**Task brief**
Work through the following lines and count those that hold the word "kind". Reply with that number only.

**Input**
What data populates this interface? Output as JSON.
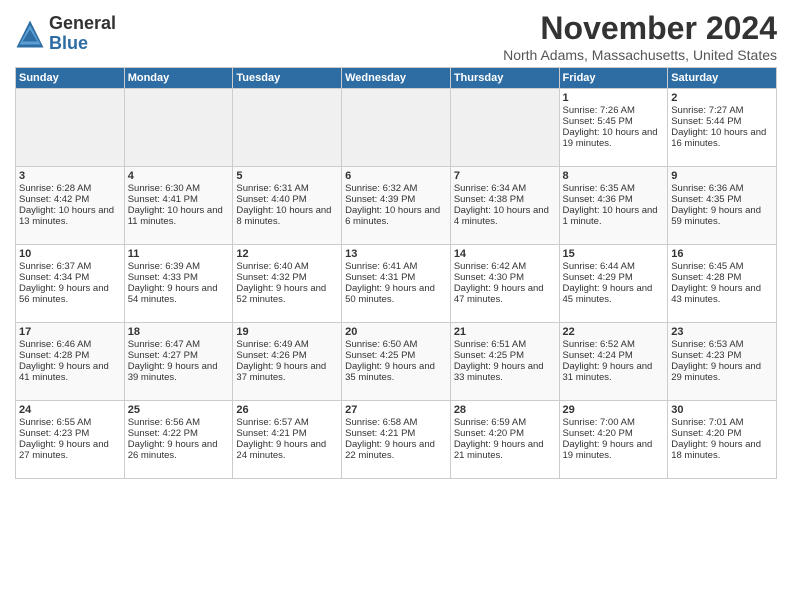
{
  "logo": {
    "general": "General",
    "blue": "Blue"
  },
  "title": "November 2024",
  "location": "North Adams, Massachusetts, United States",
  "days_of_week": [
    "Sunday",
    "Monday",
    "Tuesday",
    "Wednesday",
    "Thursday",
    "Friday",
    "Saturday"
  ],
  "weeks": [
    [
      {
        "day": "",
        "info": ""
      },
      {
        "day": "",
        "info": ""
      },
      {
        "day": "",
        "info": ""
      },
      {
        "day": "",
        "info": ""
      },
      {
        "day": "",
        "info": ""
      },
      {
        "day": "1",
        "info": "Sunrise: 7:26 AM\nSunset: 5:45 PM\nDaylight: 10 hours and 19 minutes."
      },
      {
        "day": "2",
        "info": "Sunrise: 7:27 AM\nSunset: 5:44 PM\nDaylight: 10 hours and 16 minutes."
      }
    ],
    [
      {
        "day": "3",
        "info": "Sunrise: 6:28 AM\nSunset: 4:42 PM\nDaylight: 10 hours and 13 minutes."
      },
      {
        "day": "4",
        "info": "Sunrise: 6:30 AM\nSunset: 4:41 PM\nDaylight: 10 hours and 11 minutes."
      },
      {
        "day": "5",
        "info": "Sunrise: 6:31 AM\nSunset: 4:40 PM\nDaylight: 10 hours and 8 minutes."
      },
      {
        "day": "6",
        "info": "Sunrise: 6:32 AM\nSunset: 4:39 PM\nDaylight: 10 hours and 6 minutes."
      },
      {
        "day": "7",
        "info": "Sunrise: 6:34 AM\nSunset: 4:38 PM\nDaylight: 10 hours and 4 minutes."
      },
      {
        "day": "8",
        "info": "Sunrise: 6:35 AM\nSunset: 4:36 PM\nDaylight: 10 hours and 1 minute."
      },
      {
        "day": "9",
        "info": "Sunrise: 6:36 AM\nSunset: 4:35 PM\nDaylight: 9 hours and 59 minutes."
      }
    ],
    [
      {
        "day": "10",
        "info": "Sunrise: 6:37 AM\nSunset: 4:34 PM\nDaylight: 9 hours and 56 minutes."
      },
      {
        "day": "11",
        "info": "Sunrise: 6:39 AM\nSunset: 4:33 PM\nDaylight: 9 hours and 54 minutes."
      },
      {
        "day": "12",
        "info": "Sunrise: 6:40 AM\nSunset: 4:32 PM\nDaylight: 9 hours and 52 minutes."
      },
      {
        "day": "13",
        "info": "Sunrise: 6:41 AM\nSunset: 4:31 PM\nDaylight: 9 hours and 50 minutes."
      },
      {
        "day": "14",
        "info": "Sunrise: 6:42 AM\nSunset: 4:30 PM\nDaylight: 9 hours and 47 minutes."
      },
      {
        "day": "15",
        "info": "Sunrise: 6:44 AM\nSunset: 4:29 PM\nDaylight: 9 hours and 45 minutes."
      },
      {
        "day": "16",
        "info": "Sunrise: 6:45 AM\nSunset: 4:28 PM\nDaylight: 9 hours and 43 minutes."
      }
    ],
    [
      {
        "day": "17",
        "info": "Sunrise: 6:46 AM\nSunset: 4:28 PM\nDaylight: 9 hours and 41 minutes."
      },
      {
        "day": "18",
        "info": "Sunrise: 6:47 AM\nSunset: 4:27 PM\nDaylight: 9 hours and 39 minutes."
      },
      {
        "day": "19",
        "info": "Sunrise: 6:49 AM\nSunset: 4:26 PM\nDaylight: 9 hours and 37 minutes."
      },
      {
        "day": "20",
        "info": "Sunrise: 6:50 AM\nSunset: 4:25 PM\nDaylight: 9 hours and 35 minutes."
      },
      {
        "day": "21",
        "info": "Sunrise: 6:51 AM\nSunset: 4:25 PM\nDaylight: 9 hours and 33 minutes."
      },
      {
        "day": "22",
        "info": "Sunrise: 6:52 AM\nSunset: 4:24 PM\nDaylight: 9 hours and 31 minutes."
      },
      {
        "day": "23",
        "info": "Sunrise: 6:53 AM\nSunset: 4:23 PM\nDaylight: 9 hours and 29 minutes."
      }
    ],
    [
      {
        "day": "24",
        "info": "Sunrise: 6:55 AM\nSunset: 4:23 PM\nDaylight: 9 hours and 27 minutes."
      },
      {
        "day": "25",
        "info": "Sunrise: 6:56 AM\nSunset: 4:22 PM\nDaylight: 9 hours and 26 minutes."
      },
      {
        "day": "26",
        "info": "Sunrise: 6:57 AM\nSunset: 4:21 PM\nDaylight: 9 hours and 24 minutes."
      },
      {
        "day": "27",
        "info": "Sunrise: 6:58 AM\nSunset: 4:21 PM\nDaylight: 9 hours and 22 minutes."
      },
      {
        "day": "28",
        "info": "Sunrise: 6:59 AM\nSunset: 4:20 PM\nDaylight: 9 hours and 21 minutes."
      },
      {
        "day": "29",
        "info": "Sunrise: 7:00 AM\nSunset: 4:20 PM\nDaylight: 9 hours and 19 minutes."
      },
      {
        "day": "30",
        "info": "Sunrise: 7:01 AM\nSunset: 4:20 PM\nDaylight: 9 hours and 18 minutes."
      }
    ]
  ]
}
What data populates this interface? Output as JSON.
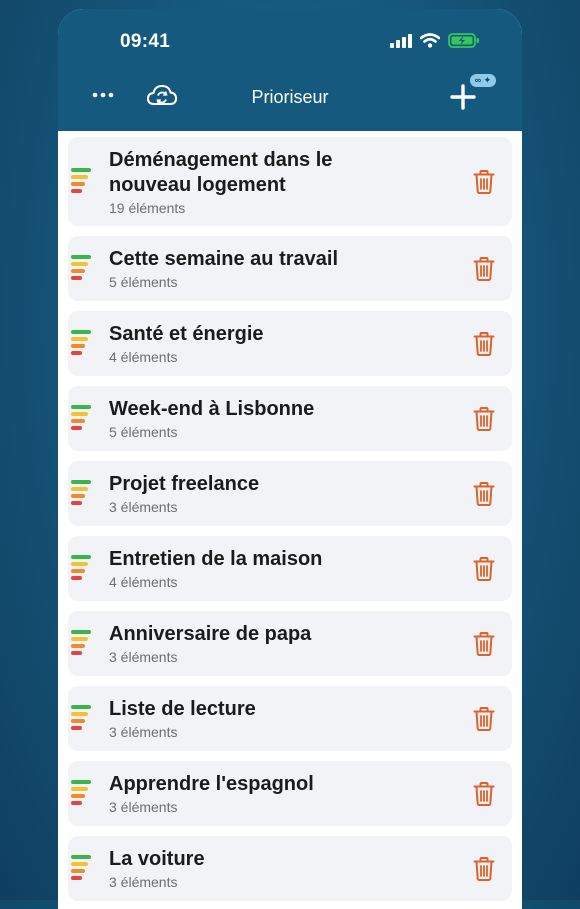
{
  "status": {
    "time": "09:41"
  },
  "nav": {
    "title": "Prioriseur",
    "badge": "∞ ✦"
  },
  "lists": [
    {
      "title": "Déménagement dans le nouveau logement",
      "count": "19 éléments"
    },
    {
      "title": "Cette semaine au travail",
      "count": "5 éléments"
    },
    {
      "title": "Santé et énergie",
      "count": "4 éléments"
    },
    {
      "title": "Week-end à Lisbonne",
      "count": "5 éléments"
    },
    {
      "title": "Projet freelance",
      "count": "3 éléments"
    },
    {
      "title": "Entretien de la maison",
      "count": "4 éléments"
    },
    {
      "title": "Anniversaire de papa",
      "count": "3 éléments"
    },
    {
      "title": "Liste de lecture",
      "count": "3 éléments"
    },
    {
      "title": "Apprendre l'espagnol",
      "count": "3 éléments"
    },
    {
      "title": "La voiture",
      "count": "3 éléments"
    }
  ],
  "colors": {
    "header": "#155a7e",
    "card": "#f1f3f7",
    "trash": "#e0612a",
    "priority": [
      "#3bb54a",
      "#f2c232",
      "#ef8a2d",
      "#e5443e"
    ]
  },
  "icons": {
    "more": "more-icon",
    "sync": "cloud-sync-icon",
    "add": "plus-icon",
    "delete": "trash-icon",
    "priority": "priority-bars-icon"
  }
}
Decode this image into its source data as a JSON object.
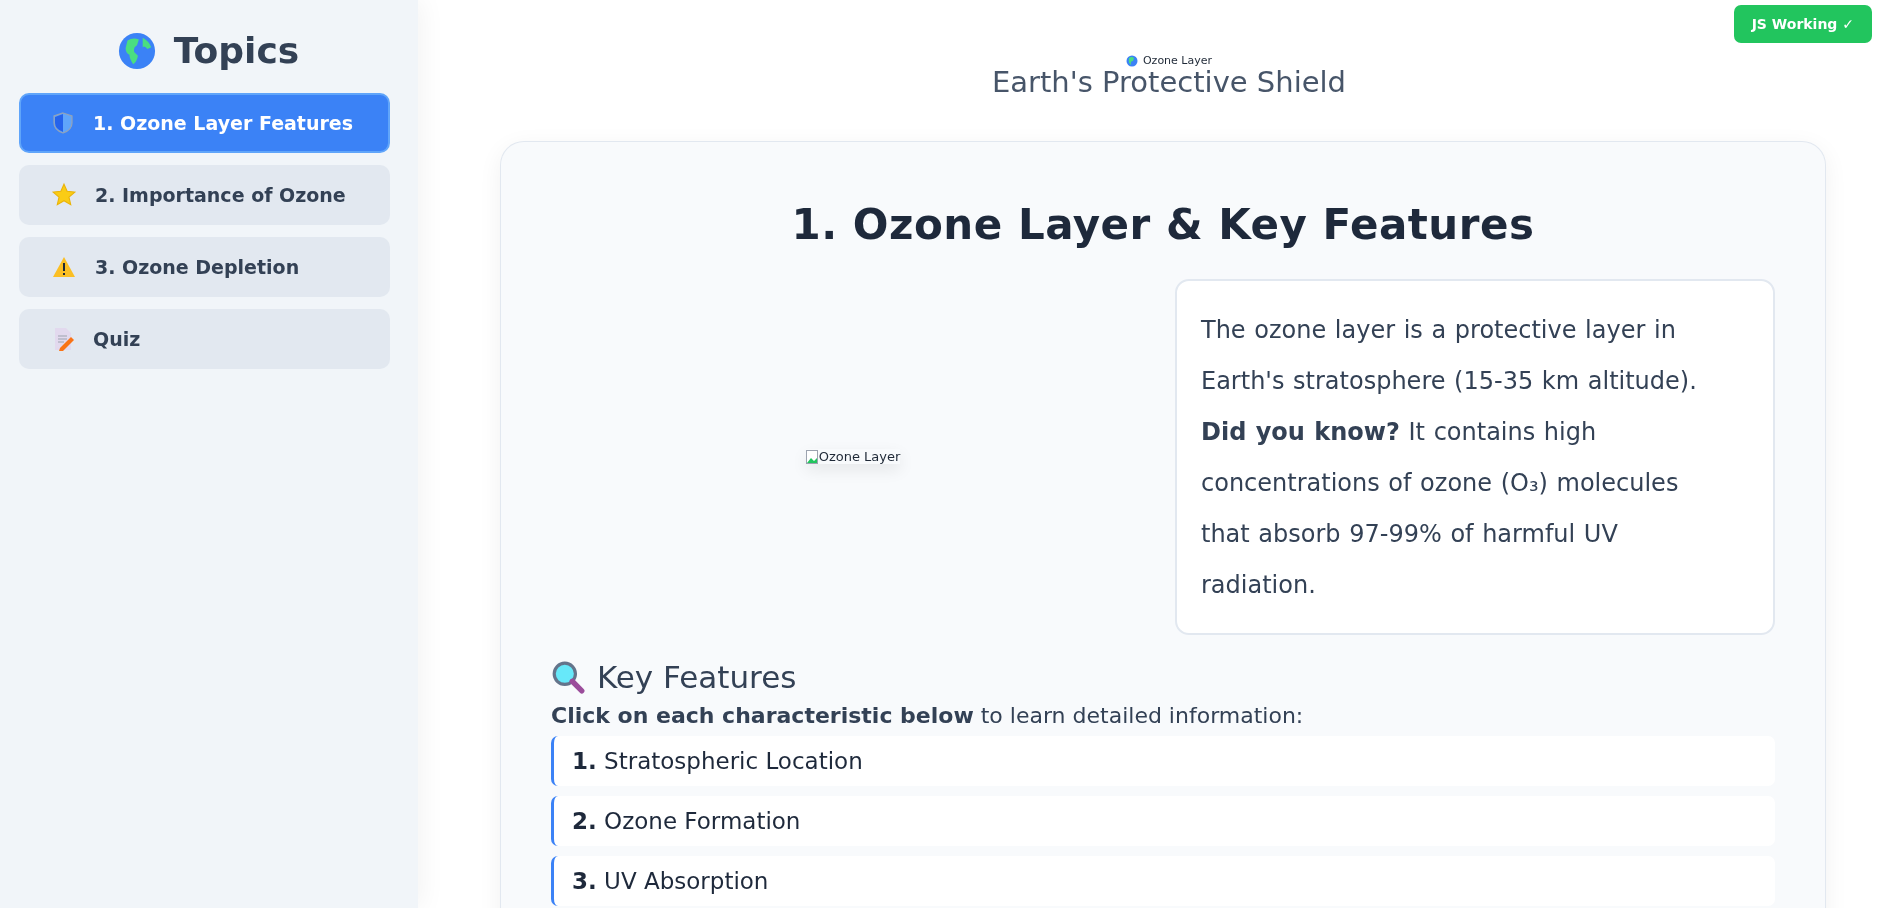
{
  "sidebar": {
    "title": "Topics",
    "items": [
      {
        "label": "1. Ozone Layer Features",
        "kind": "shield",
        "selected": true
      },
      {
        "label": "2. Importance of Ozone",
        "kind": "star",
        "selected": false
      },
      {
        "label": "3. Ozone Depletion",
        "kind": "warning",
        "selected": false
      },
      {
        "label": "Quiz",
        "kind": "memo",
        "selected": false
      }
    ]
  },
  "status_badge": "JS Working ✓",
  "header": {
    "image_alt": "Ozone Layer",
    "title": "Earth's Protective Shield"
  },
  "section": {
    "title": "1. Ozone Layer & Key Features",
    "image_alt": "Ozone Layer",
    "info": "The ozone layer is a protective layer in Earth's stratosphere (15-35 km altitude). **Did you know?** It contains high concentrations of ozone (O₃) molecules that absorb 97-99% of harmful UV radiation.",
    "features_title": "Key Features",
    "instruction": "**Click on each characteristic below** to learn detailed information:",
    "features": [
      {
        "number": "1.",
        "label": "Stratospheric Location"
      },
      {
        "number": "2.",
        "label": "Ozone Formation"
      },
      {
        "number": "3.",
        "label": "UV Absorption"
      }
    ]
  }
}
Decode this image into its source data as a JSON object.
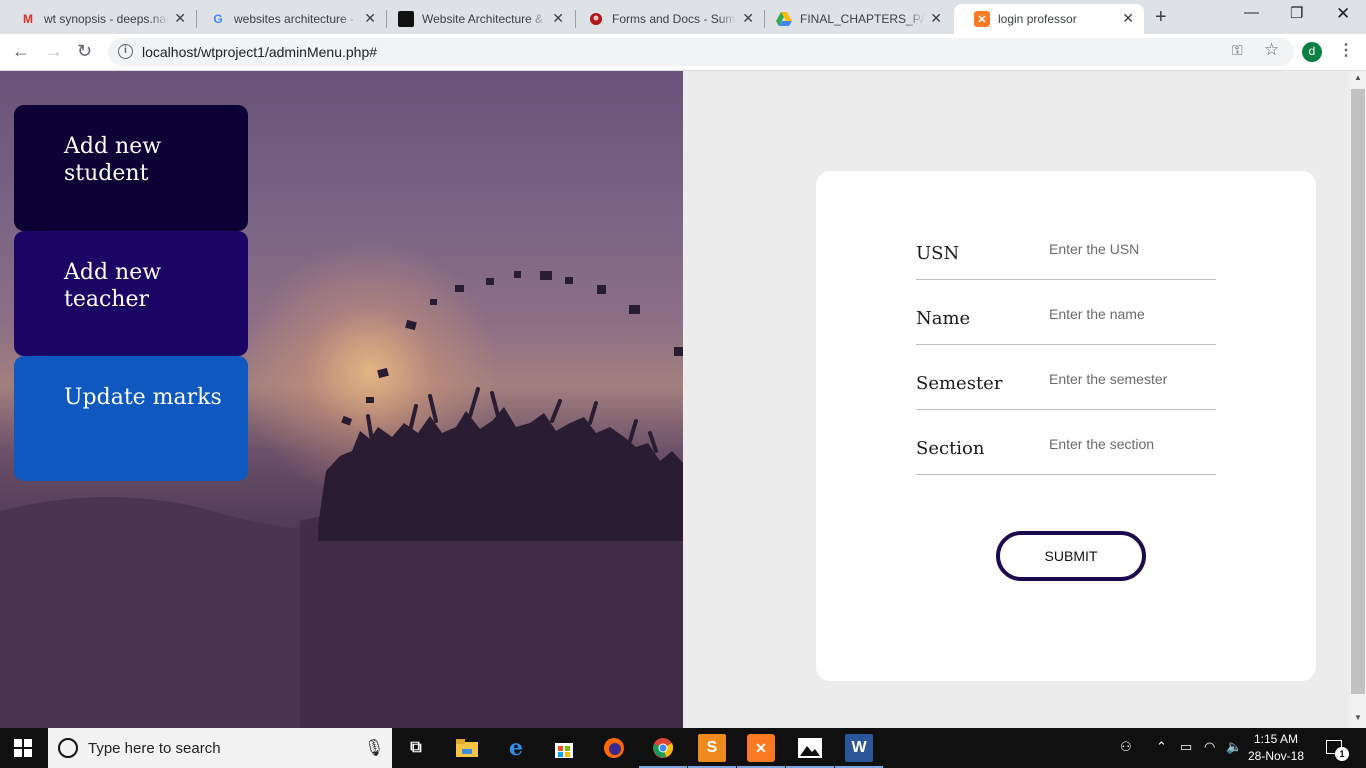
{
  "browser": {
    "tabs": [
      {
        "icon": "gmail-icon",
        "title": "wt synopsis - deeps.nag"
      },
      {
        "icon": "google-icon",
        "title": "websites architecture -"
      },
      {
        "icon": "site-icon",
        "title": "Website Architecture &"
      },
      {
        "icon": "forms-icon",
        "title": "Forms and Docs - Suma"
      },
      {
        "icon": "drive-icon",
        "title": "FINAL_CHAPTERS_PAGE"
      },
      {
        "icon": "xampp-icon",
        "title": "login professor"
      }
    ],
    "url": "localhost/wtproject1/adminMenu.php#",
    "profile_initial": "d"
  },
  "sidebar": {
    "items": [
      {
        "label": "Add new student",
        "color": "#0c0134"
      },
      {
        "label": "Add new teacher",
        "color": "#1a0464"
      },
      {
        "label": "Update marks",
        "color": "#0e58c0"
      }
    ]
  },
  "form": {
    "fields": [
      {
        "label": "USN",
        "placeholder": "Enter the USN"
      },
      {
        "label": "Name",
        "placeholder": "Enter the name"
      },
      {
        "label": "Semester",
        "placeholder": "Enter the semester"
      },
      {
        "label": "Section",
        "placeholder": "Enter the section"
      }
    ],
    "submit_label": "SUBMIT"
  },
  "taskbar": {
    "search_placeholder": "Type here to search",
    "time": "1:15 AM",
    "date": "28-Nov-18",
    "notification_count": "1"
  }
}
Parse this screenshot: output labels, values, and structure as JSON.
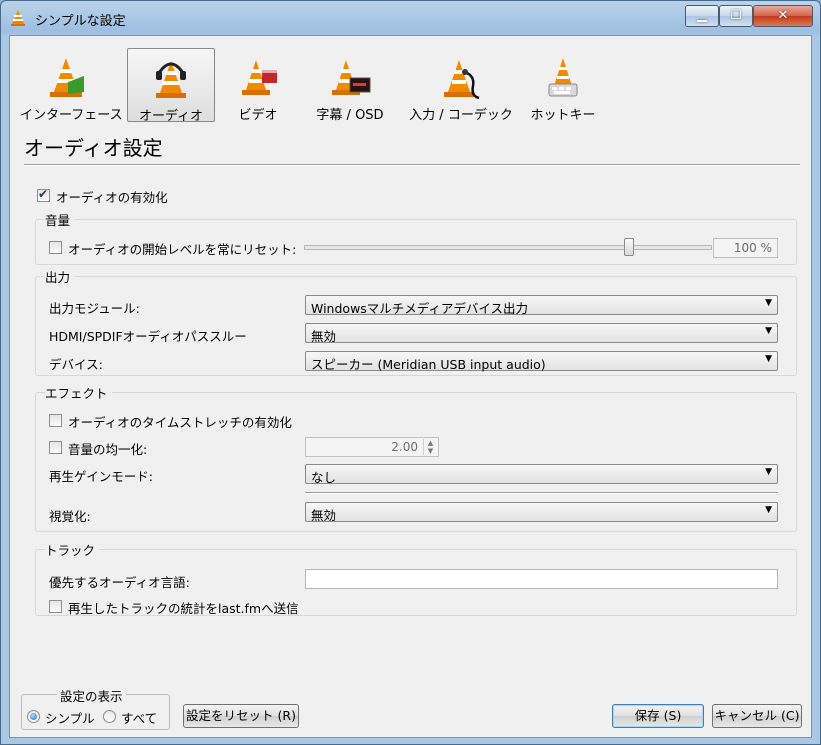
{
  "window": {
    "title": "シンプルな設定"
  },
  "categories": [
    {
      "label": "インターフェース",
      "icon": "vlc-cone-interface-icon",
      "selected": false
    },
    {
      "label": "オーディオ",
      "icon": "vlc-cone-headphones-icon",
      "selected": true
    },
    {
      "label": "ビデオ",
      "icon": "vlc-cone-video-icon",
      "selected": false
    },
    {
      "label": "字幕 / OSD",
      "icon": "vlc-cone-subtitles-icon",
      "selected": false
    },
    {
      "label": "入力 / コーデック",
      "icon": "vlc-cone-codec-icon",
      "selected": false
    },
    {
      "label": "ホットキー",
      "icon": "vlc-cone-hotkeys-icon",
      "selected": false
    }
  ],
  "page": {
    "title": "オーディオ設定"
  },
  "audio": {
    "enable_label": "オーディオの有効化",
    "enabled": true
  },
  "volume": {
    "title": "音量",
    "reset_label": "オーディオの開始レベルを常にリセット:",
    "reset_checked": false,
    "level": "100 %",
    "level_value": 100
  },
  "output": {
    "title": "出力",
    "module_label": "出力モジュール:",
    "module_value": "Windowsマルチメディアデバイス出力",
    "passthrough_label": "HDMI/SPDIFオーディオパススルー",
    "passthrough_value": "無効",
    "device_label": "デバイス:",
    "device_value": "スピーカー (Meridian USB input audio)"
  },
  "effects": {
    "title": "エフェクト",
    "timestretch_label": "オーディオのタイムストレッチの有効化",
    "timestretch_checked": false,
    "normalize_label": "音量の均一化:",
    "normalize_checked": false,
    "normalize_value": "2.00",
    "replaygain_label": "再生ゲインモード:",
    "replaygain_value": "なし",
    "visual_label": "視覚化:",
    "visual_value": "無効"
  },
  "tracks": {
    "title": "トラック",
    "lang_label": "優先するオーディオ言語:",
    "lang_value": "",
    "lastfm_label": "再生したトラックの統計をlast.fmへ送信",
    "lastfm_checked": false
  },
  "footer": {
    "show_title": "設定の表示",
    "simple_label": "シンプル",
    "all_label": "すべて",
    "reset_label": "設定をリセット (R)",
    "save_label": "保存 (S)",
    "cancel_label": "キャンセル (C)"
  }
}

**Task result**
4